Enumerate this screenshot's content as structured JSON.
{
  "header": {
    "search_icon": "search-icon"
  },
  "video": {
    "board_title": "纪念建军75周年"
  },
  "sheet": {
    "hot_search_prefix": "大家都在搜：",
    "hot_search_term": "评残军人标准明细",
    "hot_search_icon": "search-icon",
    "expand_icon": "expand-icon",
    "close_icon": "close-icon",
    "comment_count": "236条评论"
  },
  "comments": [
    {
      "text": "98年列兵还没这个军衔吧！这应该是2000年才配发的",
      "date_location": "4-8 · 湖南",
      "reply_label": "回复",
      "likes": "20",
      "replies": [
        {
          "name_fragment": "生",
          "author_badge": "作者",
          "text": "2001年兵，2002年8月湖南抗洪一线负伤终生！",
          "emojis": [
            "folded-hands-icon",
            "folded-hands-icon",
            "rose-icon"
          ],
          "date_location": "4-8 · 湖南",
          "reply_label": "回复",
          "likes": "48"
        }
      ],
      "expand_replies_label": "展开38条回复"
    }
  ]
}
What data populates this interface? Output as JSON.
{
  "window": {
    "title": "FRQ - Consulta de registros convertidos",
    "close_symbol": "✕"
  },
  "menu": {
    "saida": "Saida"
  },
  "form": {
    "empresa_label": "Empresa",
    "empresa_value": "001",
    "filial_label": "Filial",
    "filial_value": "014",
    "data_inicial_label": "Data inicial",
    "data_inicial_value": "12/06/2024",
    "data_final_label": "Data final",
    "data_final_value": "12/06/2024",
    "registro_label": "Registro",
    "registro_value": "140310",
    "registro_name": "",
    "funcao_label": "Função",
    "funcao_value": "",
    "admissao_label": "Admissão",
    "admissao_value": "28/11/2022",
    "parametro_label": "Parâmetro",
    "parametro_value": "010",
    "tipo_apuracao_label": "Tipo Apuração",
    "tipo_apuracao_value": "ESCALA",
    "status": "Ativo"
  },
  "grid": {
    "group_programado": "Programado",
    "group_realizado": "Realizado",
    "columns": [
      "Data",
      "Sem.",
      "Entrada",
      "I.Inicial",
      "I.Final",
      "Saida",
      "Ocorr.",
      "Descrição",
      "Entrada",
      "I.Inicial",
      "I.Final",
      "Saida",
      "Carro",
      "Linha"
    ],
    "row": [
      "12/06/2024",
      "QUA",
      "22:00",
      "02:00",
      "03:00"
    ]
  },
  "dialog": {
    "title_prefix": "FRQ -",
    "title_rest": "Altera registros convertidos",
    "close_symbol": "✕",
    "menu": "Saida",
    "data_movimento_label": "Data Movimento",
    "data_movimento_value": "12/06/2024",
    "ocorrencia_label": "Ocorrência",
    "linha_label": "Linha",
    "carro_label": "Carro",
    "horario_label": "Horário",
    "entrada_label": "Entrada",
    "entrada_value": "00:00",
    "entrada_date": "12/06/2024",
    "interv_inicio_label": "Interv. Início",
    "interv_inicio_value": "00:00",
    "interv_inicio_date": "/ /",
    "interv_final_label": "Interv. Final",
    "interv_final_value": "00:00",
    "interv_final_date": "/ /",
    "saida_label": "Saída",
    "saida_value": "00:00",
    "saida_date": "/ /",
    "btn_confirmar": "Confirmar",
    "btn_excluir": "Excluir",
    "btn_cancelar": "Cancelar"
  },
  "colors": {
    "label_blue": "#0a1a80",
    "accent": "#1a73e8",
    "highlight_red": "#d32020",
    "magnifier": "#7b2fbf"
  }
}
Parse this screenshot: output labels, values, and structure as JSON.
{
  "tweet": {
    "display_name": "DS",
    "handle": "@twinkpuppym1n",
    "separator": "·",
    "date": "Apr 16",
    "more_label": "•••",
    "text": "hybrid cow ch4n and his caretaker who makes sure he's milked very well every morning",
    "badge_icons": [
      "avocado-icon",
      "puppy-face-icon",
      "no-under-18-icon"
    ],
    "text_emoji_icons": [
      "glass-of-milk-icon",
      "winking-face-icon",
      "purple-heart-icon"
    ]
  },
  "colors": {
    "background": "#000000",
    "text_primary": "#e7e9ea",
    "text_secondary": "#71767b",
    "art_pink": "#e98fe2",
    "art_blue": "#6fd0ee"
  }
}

____________________

## Written request
Quote each line of the listing above exactly.

## Answer
Enumerate this screenshot's content as structured JSON.
{
  "header": {
    "search_icon": "search-icon"
  },
  "video": {
    "board_title": "纪念建军75周年"
  },
  "sheet": {
    "hot_search_prefix": "大家都在搜：",
    "hot_search_term": "评残军人标准明细",
    "hot_search_icon": "search-icon",
    "expand_icon": "expand-icon",
    "close_icon": "close-icon",
    "comment_count": "236条评论"
  },
  "comments": [
    {
      "text": "98年列兵还没这个军衔吧！这应该是2000年才配发的",
      "date_location": "4-8 · 湖南",
      "reply_label": "回复",
      "likes": "20",
      "replies": [
        {
          "name_fragment": "生",
          "author_badge": "作者",
          "text": "2001年兵，2002年8月湖南抗洪一线负伤终生！",
          "emojis": [
            "folded-hands-icon",
            "folded-hands-icon",
            "rose-icon"
          ],
          "date_location": "4-8 · 湖南",
          "reply_label": "回复",
          "likes": "48"
        }
      ],
      "expand_replies_label": "展开38条回复"
    }
  ]
}
What data populates this interface? Output as JSON.
{
  "window": {
    "title": "FRQ - Consulta de registros convertidos",
    "close_symbol": "✕"
  },
  "menu": {
    "saida": "Saida"
  },
  "form": {
    "empresa_label": "Empresa",
    "empresa_value": "001",
    "filial_label": "Filial",
    "filial_value": "014",
    "data_inicial_label": "Data inicial",
    "data_inicial_value": "12/06/2024",
    "data_final_label": "Data final",
    "data_final_value": "12/06/2024",
    "registro_label": "Registro",
    "registro_value": "140310",
    "registro_name": "",
    "funcao_label": "Função",
    "funcao_value": "",
    "admissao_label": "Admissão",
    "admissao_value": "28/11/2022",
    "parametro_label": "Parâmetro",
    "parametro_value": "010",
    "tipo_apuracao_label": "Tipo Apuração",
    "tipo_apuracao_value": "ESCALA",
    "status": "Ativo"
  },
  "grid": {
    "group_programado": "Programado",
    "group_realizado": "Realizado",
    "columns": [
      "Data",
      "Sem.",
      "Entrada",
      "I.Inicial",
      "I.Final",
      "Saida",
      "Ocorr.",
      "Descrição",
      "Entrada",
      "I.Inicial",
      "I.Final",
      "Saida",
      "Carro",
      "Linha"
    ],
    "row": [
      "12/06/2024",
      "QUA",
      "22:00",
      "02:00",
      "03:00"
    ]
  },
  "dialog": {
    "title_prefix": "FRQ -",
    "title_rest": "Altera registros convertidos",
    "close_symbol": "✕",
    "menu": "Saida",
    "data_movimento_label": "Data Movimento",
    "data_movimento_value": "12/06/2024",
    "ocorrencia_label": "Ocorrência",
    "linha_label": "Linha",
    "carro_label": "Carro",
    "horario_label": "Horário",
    "entrada_label": "Entrada",
    "entrada_value": "00:00",
    "entrada_date": "12/06/2024",
    "interv_inicio_label": "Interv. Início",
    "interv_inicio_value": "00:00",
    "interv_inicio_date": "/ /",
    "interv_final_label": "Interv. Final",
    "interv_final_value": "00:00",
    "interv_final_date": "/ /",
    "saida_label": "Saída",
    "saida_value": "00:00",
    "saida_date": "/ /",
    "btn_confirmar": "Confirmar",
    "btn_excluir": "Excluir",
    "btn_cancelar": "Cancelar"
  },
  "colors": {
    "label_blue": "#0a1a80",
    "accent": "#1a73e8",
    "highlight_red": "#d32020",
    "magnifier": "#7b2fbf"
  }
}
Parse this screenshot: output labels, values, and structure as JSON.
{
  "tweet": {
    "display_name": "DS",
    "handle": "@twinkpuppym1n",
    "separator": "·",
    "date": "Apr 16",
    "more_label": "•••",
    "text": "hybrid cow ch4n and his caretaker who makes sure he's milked very well every morning",
    "badge_icons": [
      "avocado-icon",
      "puppy-face-icon",
      "no-under-18-icon"
    ],
    "text_emoji_icons": [
      "glass-of-milk-icon",
      "winking-face-icon",
      "purple-heart-icon"
    ]
  },
  "colors": {
    "background": "#000000",
    "text_primary": "#e7e9ea",
    "text_secondary": "#71767b",
    "art_pink": "#e98fe2",
    "art_blue": "#6fd0ee"
  }
}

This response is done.